What follows are six big announcements the chipmaker made at Intel Investor Day, which also included a new revenue disclosure for Intel’s software business and a new GPU for media supercomputers.
Intel Bifurcates Xeon CPU Road Map With New Efficient Core Track
Intel CEO Pat Gelsinger revealed a new road map for Xeon CPUs through 2024 that will, for the first time, bifurcate server processor development into two tracks.
The two tracks represent the two microarchitecture types Intel is using for its Alder Lake hybrid architecture for client CPUs: the performance core, which will be optimized for performance in mainstream servers and premium cloud infrastructure, and the efficiency core, which will be optimized for efficiency in cloud infrastructure.
The first track is Intel’s road map for Xeon processors with performance cores, which includes the company’s third generation of Xeon, code-named Ice Lake, and Sapphire Rapids, which is due out later this year. Following Sapphire Rapids, Intel will deliver Emerald Rapids in 2023 and Granite Rapids in 2024 on the performance core road map.
The second track represents an all-new road map for Xeon processors that will use efficient cores, and the first CPU in this track, Sierra Forest, will arrive in 2024.
Both Granite Rapids and Sierra Forest will use the Intel 3 node, previously known as the advanced version of Intel’s 7-nanometer manufacturing process.
Gelsinger said Intel decided to bifurcate the Xeon road map into two tracks on the confidence of the progress it is making with the Intel 3 node.
“This dual-track acceleration of Intel 3 gives us a very competitive product line in 2024 with Granite Rapids, Sierra Forest, and this capability allows us to meet the market needs more effectively as well as deliver unquestioned leadership product performance,” Gelsinger said.

*DO THIS*
Pick up the article on Intel's Investor Day announcements after its final sentence and continue it.

*RECORD EXCERPTS*
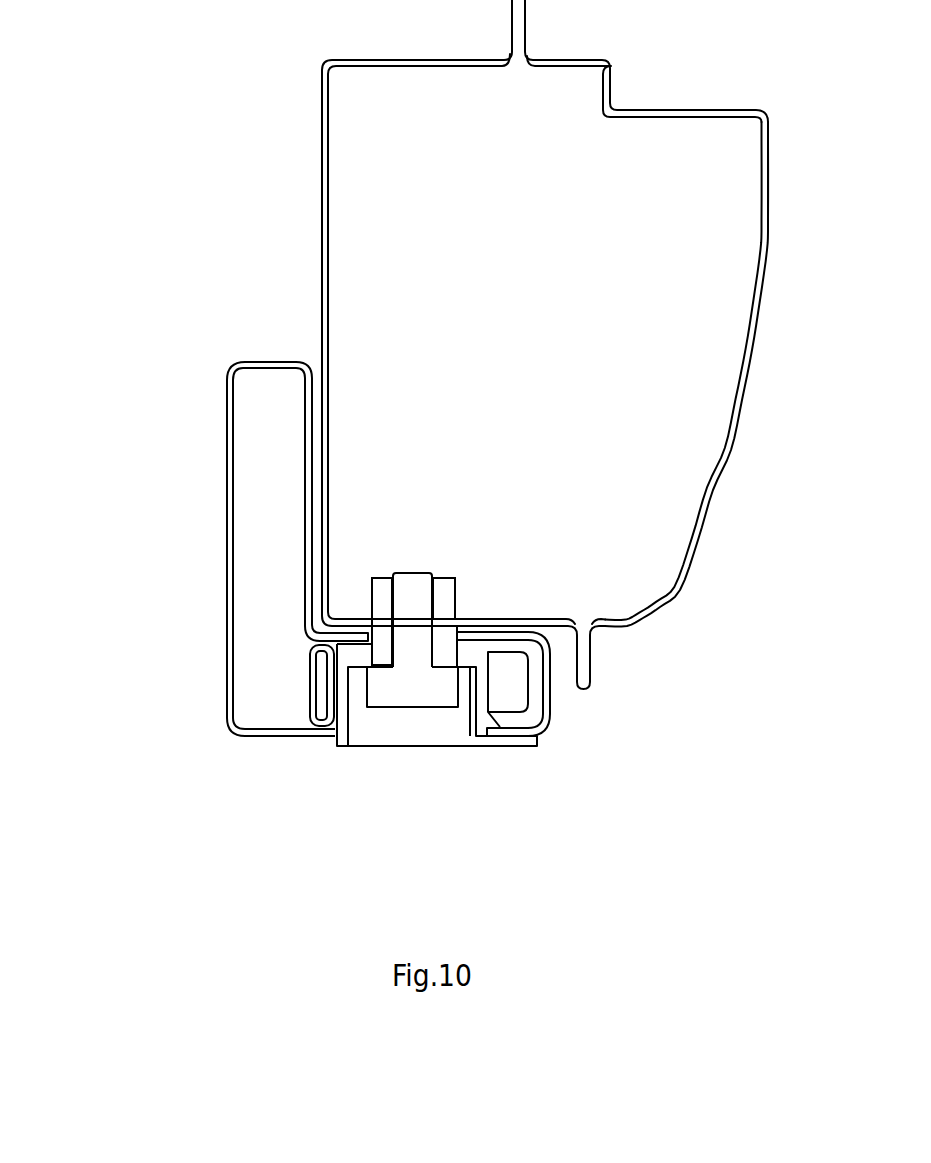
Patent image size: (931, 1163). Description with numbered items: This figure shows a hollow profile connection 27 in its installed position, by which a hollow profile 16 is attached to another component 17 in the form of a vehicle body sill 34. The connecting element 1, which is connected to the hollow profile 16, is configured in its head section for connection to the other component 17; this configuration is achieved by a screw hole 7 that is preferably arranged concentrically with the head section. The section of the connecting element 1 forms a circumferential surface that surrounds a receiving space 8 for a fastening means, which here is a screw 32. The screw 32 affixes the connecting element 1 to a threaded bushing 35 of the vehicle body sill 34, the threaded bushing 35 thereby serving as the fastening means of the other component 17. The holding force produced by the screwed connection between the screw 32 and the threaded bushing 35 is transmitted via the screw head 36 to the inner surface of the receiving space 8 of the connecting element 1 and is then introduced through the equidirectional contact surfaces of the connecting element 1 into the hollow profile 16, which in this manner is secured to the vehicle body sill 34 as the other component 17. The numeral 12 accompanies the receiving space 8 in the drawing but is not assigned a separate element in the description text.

The connecting element 1 is at (350, 716).
The screw hole 7 is at (383, 624).
The receiving space 8 is at (380, 728).
The support 12 is at (437, 695).
The hollow profile 16 is at (197, 572).
The other component 17 is at (682, 108).
The hollow profile connection 27 is at (562, 723).
The screw 32 is at (409, 578).
The vehicle body sill 34 is at (545, 338).
The threaded bushing 35 is at (443, 601).
The screw head 36 is at (422, 688).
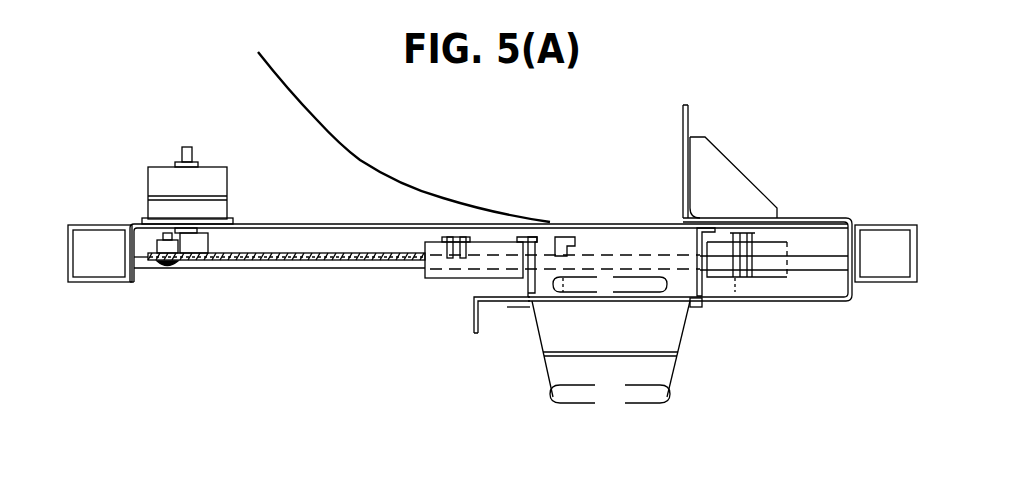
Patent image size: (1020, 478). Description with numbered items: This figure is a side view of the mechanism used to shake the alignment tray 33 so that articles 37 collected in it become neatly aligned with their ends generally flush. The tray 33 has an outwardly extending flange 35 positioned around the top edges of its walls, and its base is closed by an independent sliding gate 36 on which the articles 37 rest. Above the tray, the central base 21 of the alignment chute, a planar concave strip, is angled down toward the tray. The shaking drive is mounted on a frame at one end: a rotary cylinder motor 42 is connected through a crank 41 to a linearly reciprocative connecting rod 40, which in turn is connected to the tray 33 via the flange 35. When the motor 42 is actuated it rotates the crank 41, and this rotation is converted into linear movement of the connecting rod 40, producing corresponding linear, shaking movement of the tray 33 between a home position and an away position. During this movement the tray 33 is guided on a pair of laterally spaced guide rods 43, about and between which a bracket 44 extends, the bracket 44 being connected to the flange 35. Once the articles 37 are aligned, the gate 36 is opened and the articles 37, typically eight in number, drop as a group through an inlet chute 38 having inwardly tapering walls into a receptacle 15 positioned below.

The receptacle 15 is at (546, 380).
The central base 21 is at (318, 121).
The tray 33 is at (538, 241).
The flange 35 is at (482, 241).
The sliding gate 36 is at (702, 301).
The articles 37 is at (613, 280).
The inlet chute 38 is at (539, 338).
The connecting rod 40 is at (315, 249).
The crank 41 is at (187, 262).
The rotary cylinder motor 42 is at (164, 183).
The guide rods 43 is at (287, 271).
The bracket 44 is at (752, 280).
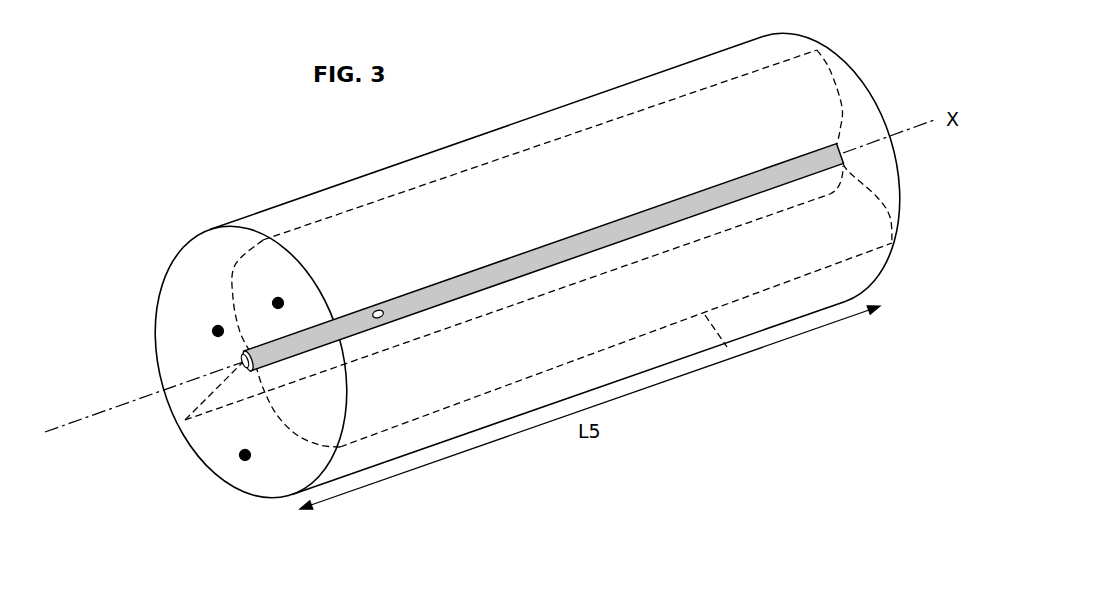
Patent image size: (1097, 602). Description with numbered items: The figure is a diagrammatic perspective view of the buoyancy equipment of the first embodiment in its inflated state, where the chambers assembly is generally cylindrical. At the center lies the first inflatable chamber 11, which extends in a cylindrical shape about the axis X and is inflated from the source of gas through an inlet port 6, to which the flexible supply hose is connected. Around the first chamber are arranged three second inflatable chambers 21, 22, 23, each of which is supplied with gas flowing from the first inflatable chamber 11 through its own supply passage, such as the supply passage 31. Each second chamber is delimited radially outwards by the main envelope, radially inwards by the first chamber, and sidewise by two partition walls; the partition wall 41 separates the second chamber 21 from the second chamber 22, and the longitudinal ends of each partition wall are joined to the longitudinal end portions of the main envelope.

The first inflatable chamber 11 is at (516, 255).
The inlet port 6 is at (243, 362).
The supply passage 31 is at (376, 311).
The second inflatable chamber 21 is at (280, 299).
The second inflatable chamber 22 is at (240, 455).
The second inflatable chamber 23 is at (213, 331).
The partition wall 41 is at (729, 352).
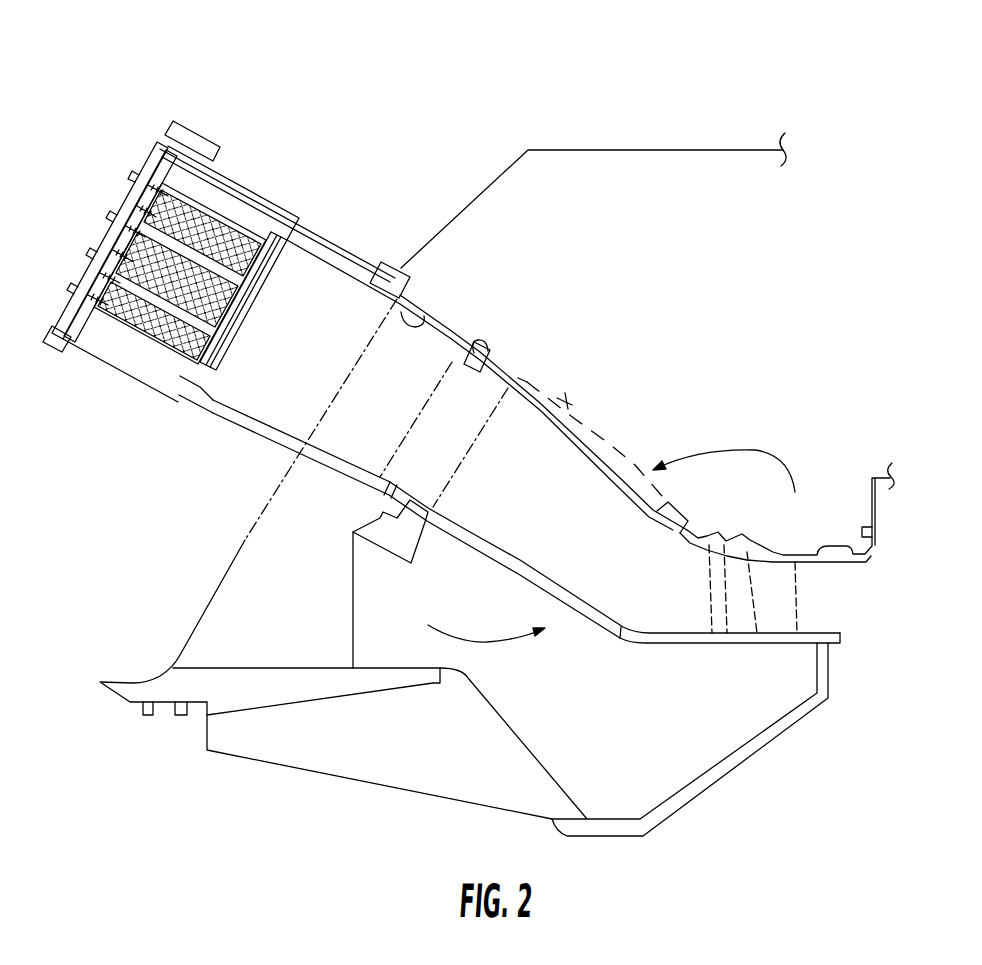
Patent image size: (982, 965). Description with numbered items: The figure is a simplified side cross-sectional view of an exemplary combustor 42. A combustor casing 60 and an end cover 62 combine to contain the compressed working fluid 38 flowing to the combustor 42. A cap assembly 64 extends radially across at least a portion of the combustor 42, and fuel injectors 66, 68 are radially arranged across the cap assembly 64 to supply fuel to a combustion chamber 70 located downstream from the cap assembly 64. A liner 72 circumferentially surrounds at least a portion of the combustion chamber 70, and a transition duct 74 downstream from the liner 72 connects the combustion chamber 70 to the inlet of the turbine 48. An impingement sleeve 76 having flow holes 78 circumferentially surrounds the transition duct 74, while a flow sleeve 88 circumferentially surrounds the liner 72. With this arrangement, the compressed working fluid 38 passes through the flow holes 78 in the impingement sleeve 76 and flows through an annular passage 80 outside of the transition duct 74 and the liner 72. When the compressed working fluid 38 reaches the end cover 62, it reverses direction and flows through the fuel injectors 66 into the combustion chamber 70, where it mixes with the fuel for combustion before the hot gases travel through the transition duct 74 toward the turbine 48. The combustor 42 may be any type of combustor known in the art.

The compressed working fluid 38 is at (760, 447).
The combustor 42 is at (360, 113).
The turbine 48 is at (837, 609).
The combustor casing 60 is at (340, 246).
The end cover 62 is at (78, 290).
The cap assembly 64 is at (163, 399).
The fuel injector 66 is at (240, 233).
The fuel injector 68 is at (182, 250).
The combustion chamber 70 is at (308, 352).
The liner 72 is at (422, 325).
The transition duct 74 is at (622, 640).
The impingement sleeve 76 is at (565, 402).
The flow holes 78 is at (518, 378).
The annular passage 80 is at (600, 437).
The flow sleeve 88 is at (460, 338).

*FINAL RESULT*
Intel To Ship 4 Million Discrete GPUs For PCs In 2022
Intel said it expects to ship more than 4 million discrete GPUs in 2022, which will consist of a mix of graphics products for laptops, desktops and workstations.
This will begin with the first generation of Intel Arc graphics, code-named Alchemist, for laptops in the first quarter of 2022. Intel will then ship graphics cards for desktop PCs in the second quarter and workstations in the third quarter.
The chipmaker said it has 50 design wins with OEM and add-in board partners for Intel Arc Alchemist, which includes Acer, ASUS, Dell, MSI, Samsung, Lenovo and HP. The company also has more than 100 software partners who are integrating their applications and games with Intel’s Xe Super Sampling and Deep Link technologies, which will boost performance for Intel Arc graphics in multiple ways.
Alchemist will be followed by a next-generation Arc GPU code-named Battlemage in the 2023-2024 timeframe, followed by a future generation code-named Celestial in 2024.
Raja Koduri, head of Intel’s Accelerated Compute Systems and Graphics Group, said Celestial will provide performance leadership for GPUs in every segment Intel competes in, from low-power mobile devices to high-performance workstations.
Intel Will Deliver New CPU-GPU Hybrids For PCs, Supercomputers
Intel said it will deliver new CPU-GPU hybrid products that will provide an unprecedented performance boost over the chipmaker’s previous efforts of integrating graphics into CPUs.
On the client side, the company said Meteor Lake, which is due in 2023, and future generations of Intel Core CPUs will incorporate an Intel Arc GPU tile onto the die alongside the CPU, thanks to Intel’s Foveros 3D packaging technology.
Raja Koduri, head of Intel’s Accelerated Compute Systems and Graphics Group, said it will represent a “new class of graphics” and that “you can’t really call it integrated or discrete.”
“This is super exciting, as this allows us to offer discrete graphics-class performance with the efficiency of integrated graphics,” he said.
On the supercomputer side, Intel disclosed a new architecture called Falcon Shores that will combine a CPU and Intel Xe GPU into a single Xeon socket. Falcon Shores is expected to land in 2024 and use an “Angstrom era” process, and Koduri said it will provide a scalable architecture for all high-performance computing workloads, with flexibility in x86-to-Xe core ratios and simplified GPU programming.
Compared to Intel’s current generation of products, Falcon Shores will provide five times greater performance-per-watt, five times greater compute density in an x86 socket and five times greater memory capacity and bandwidth.
Intel Reveals Industry-First GPU For Media Supercomputers
Intel revealed Arctic Sound-M, which it said is the first GPU in the industry to include a hardware-based AV1 encoder for media processing.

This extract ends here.